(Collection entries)
-*-
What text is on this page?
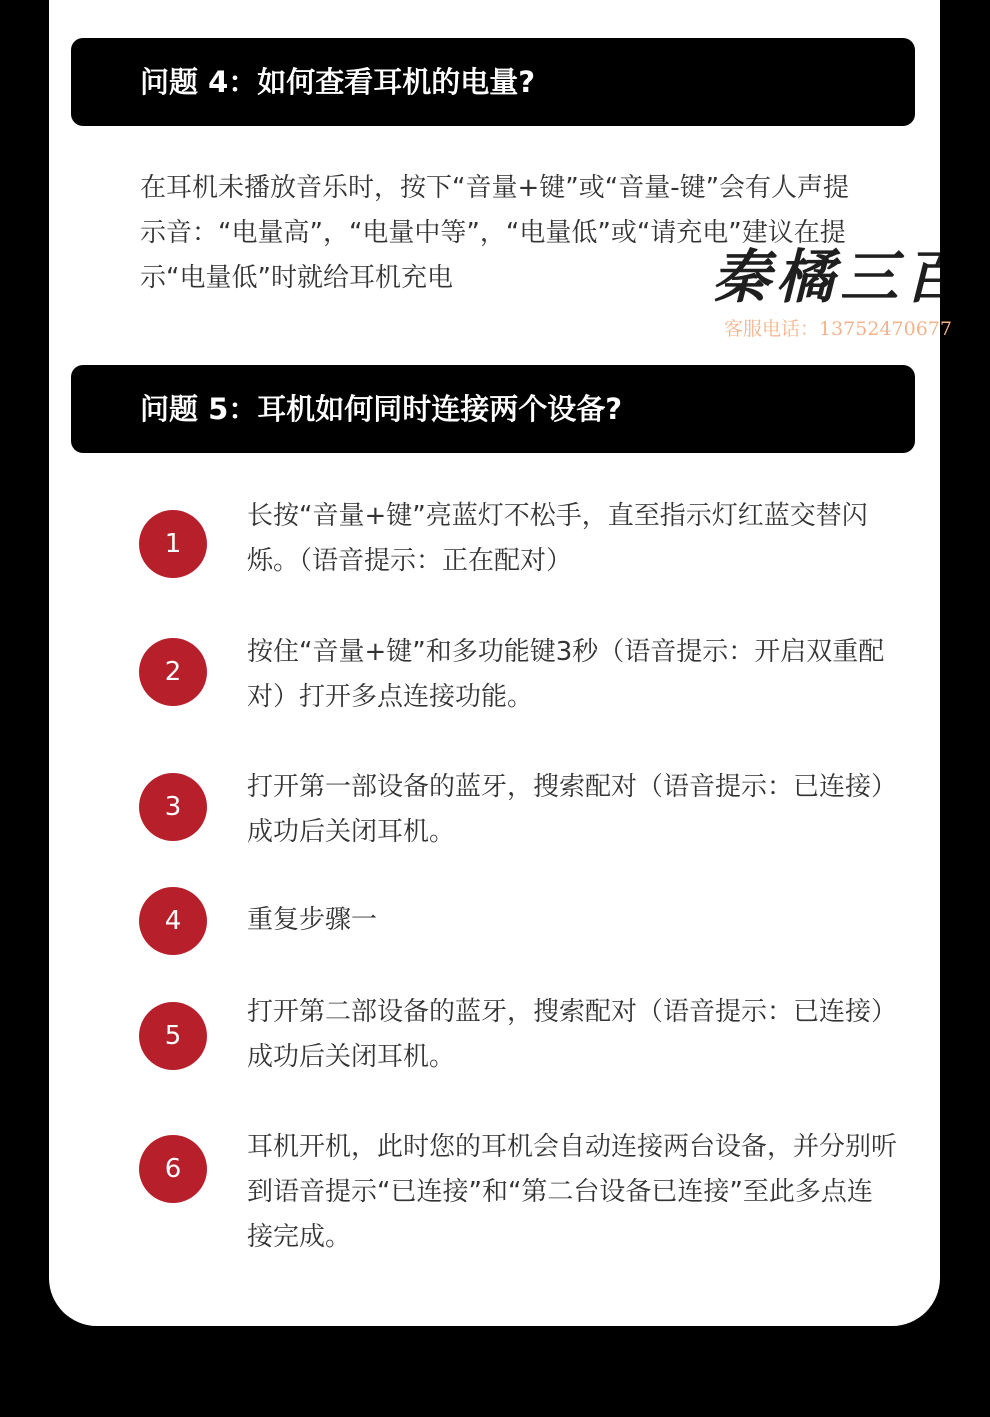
问题 4：如何查看耳机的电量?

在耳机未播放音乐时，按下“音量+键”或“音量-键”会有人声提示音：“电量高”，“电量中等”，“电量低”或“请充电”建议在提示“电量低”时就给耳机充电	秦橘三百
客服电话：13752470677
问题 5：耳机如何同时连接两个设备?
1

长按“音量+键”亮蓝灯不松手，直至指示灯红蓝交替闪烁。（语音提示：正在配对）

2

按住“音量+键”和多功能键3秒（语音提示：开启双重配对）打开多点连接功能。

3

打开第一部设备的蓝牙，搜索配对（语音提示：已连接）成功后关闭耳机。

4	重复步骤一

5

打开第二部设备的蓝牙，搜索配对（语音提示：已连接）成功后关闭耳机。

6

耳机开机，此时您的耳机会自动连接两台设备，并分别听到语音提示“已连接”和“第二台设备已连接”至此多点连接完成。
-*-
Job:
Above are the records; reproduce them exactly and leave out the pictures.

Result for this task:
What text is on this page?
问题 4：如何查看耳机的电量?

在耳机未播放音乐时，按下“音量+键”或“音量-键”会有人声提示音：“电量高”，“电量中等”，“电量低”或“请充电”建议在提示“电量低”时就给耳机充电	秦橘三百
客服电话：13752470677
问题 5：耳机如何同时连接两个设备?
1

长按“音量+键”亮蓝灯不松手，直至指示灯红蓝交替闪烁。（语音提示：正在配对）

2

按住“音量+键”和多功能键3秒（语音提示：开启双重配对）打开多点连接功能。

3

打开第一部设备的蓝牙，搜索配对（语音提示：已连接）成功后关闭耳机。

4	重复步骤一

5

打开第二部设备的蓝牙，搜索配对（语音提示：已连接）成功后关闭耳机。

6

耳机开机，此时您的耳机会自动连接两台设备，并分别听到语音提示“已连接”和“第二台设备已连接”至此多点连接完成。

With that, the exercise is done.